-- START RAW RECORDS --

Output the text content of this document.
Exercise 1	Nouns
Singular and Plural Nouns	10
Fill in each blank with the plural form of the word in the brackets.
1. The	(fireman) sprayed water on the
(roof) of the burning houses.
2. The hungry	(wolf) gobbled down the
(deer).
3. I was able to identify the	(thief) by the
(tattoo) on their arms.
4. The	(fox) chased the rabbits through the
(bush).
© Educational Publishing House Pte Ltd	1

-- END RAW RECORDS --

SHORT TASK | Search the data for "Nouns". Copy every matching line.

RESULT OF THIS EXERCISE |
Exercise 1	Nouns
Singular and Plural Nouns	10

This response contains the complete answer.